● Work to do
Only the number is wanted: count the lines that include the word "title".

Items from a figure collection
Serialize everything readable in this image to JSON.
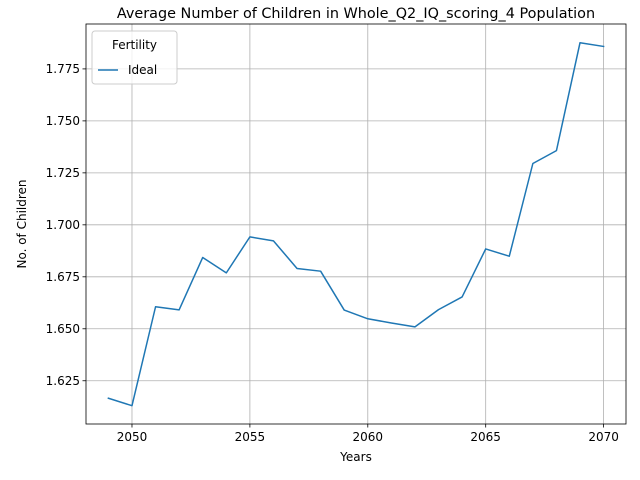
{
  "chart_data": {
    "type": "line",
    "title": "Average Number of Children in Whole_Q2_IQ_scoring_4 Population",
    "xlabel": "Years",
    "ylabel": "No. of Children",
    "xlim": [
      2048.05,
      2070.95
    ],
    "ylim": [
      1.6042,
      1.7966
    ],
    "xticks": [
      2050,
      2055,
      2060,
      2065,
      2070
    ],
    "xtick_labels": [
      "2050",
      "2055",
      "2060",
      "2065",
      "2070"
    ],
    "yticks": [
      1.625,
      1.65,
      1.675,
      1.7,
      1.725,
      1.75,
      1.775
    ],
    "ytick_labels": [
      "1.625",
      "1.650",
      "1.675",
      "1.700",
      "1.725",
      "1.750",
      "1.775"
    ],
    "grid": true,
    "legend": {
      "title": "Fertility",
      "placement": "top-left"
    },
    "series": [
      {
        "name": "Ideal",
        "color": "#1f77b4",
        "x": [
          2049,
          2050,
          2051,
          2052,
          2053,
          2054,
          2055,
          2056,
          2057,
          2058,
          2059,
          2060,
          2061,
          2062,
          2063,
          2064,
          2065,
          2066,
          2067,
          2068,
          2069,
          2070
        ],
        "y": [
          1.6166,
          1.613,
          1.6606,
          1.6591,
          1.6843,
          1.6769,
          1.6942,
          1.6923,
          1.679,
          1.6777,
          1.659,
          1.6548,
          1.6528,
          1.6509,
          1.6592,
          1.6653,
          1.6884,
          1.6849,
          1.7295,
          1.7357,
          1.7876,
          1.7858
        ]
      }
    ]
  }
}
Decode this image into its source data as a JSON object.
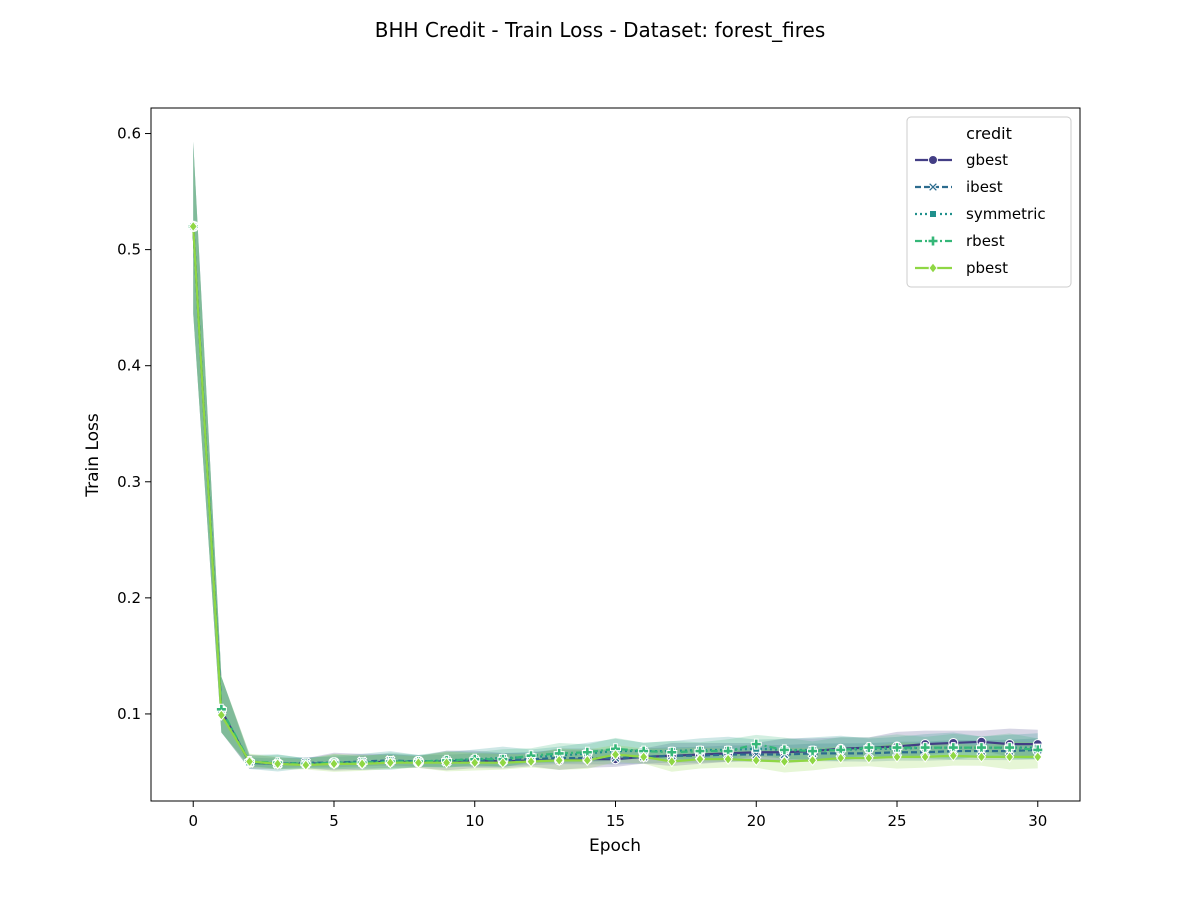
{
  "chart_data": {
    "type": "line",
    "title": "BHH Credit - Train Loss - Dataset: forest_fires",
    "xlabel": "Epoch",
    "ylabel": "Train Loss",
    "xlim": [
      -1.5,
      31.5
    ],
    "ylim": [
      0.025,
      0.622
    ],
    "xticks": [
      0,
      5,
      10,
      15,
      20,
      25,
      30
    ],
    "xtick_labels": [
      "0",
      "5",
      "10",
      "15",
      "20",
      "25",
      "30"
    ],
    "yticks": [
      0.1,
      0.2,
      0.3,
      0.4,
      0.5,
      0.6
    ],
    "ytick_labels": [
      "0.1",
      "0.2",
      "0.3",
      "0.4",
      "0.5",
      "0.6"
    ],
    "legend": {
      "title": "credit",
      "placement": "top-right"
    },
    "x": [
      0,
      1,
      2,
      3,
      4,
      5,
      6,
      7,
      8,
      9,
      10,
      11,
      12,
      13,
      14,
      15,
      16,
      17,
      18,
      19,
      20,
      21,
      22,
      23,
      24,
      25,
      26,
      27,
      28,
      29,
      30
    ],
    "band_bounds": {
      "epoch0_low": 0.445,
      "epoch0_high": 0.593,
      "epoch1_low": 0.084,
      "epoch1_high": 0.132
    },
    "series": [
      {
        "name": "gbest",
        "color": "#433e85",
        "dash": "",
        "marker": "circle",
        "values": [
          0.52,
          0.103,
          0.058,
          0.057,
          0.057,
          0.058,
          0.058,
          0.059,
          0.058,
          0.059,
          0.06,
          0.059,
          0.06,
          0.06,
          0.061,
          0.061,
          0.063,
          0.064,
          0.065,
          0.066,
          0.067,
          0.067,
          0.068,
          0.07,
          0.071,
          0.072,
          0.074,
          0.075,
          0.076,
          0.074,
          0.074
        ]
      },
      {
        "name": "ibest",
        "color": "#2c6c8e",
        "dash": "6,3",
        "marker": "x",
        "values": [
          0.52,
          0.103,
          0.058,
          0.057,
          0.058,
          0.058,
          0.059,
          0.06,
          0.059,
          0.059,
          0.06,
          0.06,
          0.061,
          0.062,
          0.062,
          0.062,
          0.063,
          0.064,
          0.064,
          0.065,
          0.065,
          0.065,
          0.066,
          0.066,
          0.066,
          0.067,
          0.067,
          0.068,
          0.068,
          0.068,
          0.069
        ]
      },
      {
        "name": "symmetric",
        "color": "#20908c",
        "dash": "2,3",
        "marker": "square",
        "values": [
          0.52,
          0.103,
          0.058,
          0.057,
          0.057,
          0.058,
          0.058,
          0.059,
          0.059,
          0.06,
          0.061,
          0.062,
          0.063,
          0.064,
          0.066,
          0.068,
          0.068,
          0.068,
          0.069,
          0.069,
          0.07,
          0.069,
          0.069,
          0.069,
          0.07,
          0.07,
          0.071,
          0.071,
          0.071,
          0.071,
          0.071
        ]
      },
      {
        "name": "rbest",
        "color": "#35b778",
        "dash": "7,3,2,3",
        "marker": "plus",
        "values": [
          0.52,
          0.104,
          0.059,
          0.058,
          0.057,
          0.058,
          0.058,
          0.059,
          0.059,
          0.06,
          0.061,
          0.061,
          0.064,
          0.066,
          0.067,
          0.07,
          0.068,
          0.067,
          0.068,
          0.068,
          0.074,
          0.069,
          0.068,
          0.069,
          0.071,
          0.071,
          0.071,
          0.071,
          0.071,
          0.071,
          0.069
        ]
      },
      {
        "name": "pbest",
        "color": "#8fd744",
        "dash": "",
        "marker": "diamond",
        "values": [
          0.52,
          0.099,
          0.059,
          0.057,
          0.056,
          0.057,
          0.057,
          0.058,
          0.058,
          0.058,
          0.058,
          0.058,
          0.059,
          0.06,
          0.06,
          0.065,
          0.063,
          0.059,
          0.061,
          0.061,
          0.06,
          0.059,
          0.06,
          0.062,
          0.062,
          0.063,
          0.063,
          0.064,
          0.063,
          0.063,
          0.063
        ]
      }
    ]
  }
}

● Response
4